-- Start Data shown --

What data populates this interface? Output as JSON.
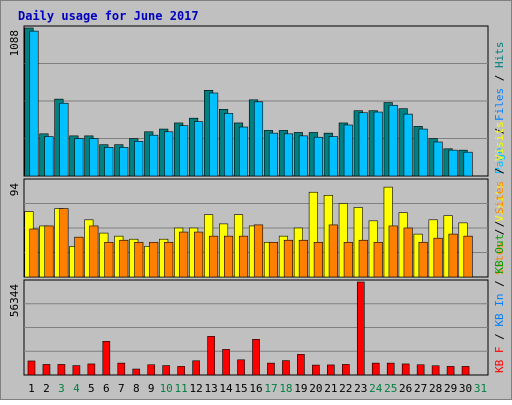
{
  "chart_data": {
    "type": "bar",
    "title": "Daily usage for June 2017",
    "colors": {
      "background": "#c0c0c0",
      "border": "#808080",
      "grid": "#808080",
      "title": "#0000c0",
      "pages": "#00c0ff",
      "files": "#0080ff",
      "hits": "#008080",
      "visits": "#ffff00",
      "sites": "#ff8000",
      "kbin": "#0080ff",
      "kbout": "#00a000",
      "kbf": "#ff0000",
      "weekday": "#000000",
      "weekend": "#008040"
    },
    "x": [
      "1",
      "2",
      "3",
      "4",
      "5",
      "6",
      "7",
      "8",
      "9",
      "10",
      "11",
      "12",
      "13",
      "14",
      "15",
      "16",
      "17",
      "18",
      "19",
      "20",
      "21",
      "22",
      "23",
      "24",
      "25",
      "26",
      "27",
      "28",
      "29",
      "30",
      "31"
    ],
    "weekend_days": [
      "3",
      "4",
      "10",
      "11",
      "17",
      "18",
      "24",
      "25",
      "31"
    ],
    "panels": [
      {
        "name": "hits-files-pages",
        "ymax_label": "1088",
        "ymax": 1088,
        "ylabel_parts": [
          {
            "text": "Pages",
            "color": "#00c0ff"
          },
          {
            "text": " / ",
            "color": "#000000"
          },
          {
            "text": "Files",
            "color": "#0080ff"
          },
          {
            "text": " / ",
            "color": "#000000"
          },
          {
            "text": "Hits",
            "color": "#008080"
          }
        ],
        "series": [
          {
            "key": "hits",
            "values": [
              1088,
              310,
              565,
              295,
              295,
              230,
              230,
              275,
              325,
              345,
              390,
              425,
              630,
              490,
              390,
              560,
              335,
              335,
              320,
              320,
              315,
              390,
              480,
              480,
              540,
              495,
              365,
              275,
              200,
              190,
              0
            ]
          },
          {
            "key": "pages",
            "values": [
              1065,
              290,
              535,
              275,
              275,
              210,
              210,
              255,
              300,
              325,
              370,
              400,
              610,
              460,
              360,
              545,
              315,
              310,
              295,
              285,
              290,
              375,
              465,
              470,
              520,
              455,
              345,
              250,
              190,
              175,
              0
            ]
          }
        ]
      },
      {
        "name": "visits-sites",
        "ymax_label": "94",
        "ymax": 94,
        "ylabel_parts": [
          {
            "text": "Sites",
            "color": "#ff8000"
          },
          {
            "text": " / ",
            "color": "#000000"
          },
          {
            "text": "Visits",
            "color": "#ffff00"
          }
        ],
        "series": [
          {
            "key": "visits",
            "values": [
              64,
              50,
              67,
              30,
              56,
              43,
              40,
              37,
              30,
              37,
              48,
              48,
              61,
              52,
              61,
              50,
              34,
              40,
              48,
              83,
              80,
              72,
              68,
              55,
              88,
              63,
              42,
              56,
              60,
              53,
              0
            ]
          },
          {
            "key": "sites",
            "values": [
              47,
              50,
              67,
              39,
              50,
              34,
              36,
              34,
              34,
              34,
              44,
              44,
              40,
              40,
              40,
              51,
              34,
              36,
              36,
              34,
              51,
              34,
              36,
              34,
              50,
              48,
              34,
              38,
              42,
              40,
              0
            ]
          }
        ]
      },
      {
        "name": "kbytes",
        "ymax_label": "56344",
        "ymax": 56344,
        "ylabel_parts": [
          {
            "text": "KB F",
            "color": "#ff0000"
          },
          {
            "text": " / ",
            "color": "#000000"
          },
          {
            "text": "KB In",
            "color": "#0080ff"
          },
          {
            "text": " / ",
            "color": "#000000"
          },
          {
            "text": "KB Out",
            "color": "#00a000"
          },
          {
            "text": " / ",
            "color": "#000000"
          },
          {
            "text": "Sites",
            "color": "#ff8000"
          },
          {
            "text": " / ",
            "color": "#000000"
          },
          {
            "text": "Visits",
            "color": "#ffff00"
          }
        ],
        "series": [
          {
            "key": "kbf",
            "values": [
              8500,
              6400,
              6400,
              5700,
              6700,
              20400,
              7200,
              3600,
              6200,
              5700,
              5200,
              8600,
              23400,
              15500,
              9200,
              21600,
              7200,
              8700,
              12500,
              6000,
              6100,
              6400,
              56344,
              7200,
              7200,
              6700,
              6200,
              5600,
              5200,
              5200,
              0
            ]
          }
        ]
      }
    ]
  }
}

-- End Data shown --

Exercise prompt: Reproduce each line exactly as it appears, omitting the pictures.

Response to the exercise:
What data populates this interface? Output as JSON.
{
  "chart_data": {
    "type": "bar",
    "title": "Daily usage for June 2017",
    "colors": {
      "background": "#c0c0c0",
      "border": "#808080",
      "grid": "#808080",
      "title": "#0000c0",
      "pages": "#00c0ff",
      "files": "#0080ff",
      "hits": "#008080",
      "visits": "#ffff00",
      "sites": "#ff8000",
      "kbin": "#0080ff",
      "kbout": "#00a000",
      "kbf": "#ff0000",
      "weekday": "#000000",
      "weekend": "#008040"
    },
    "x": [
      "1",
      "2",
      "3",
      "4",
      "5",
      "6",
      "7",
      "8",
      "9",
      "10",
      "11",
      "12",
      "13",
      "14",
      "15",
      "16",
      "17",
      "18",
      "19",
      "20",
      "21",
      "22",
      "23",
      "24",
      "25",
      "26",
      "27",
      "28",
      "29",
      "30",
      "31"
    ],
    "weekend_days": [
      "3",
      "4",
      "10",
      "11",
      "17",
      "18",
      "24",
      "25",
      "31"
    ],
    "panels": [
      {
        "name": "hits-files-pages",
        "ymax_label": "1088",
        "ymax": 1088,
        "ylabel_parts": [
          {
            "text": "Pages",
            "color": "#00c0ff"
          },
          {
            "text": " / ",
            "color": "#000000"
          },
          {
            "text": "Files",
            "color": "#0080ff"
          },
          {
            "text": " / ",
            "color": "#000000"
          },
          {
            "text": "Hits",
            "color": "#008080"
          }
        ],
        "series": [
          {
            "key": "hits",
            "values": [
              1088,
              310,
              565,
              295,
              295,
              230,
              230,
              275,
              325,
              345,
              390,
              425,
              630,
              490,
              390,
              560,
              335,
              335,
              320,
              320,
              315,
              390,
              480,
              480,
              540,
              495,
              365,
              275,
              200,
              190,
              0
            ]
          },
          {
            "key": "pages",
            "values": [
              1065,
              290,
              535,
              275,
              275,
              210,
              210,
              255,
              300,
              325,
              370,
              400,
              610,
              460,
              360,
              545,
              315,
              310,
              295,
              285,
              290,
              375,
              465,
              470,
              520,
              455,
              345,
              250,
              190,
              175,
              0
            ]
          }
        ]
      },
      {
        "name": "visits-sites",
        "ymax_label": "94",
        "ymax": 94,
        "ylabel_parts": [
          {
            "text": "Sites",
            "color": "#ff8000"
          },
          {
            "text": " / ",
            "color": "#000000"
          },
          {
            "text": "Visits",
            "color": "#ffff00"
          }
        ],
        "series": [
          {
            "key": "visits",
            "values": [
              64,
              50,
              67,
              30,
              56,
              43,
              40,
              37,
              30,
              37,
              48,
              48,
              61,
              52,
              61,
              50,
              34,
              40,
              48,
              83,
              80,
              72,
              68,
              55,
              88,
              63,
              42,
              56,
              60,
              53,
              0
            ]
          },
          {
            "key": "sites",
            "values": [
              47,
              50,
              67,
              39,
              50,
              34,
              36,
              34,
              34,
              34,
              44,
              44,
              40,
              40,
              40,
              51,
              34,
              36,
              36,
              34,
              51,
              34,
              36,
              34,
              50,
              48,
              34,
              38,
              42,
              40,
              0
            ]
          }
        ]
      },
      {
        "name": "kbytes",
        "ymax_label": "56344",
        "ymax": 56344,
        "ylabel_parts": [
          {
            "text": "KB F",
            "color": "#ff0000"
          },
          {
            "text": " / ",
            "color": "#000000"
          },
          {
            "text": "KB In",
            "color": "#0080ff"
          },
          {
            "text": " / ",
            "color": "#000000"
          },
          {
            "text": "KB Out",
            "color": "#00a000"
          },
          {
            "text": " / ",
            "color": "#000000"
          },
          {
            "text": "Sites",
            "color": "#ff8000"
          },
          {
            "text": " / ",
            "color": "#000000"
          },
          {
            "text": "Visits",
            "color": "#ffff00"
          }
        ],
        "series": [
          {
            "key": "kbf",
            "values": [
              8500,
              6400,
              6400,
              5700,
              6700,
              20400,
              7200,
              3600,
              6200,
              5700,
              5200,
              8600,
              23400,
              15500,
              9200,
              21600,
              7200,
              8700,
              12500,
              6000,
              6100,
              6400,
              56344,
              7200,
              7200,
              6700,
              6200,
              5600,
              5200,
              5200,
              0
            ]
          }
        ]
      }
    ]
  }
}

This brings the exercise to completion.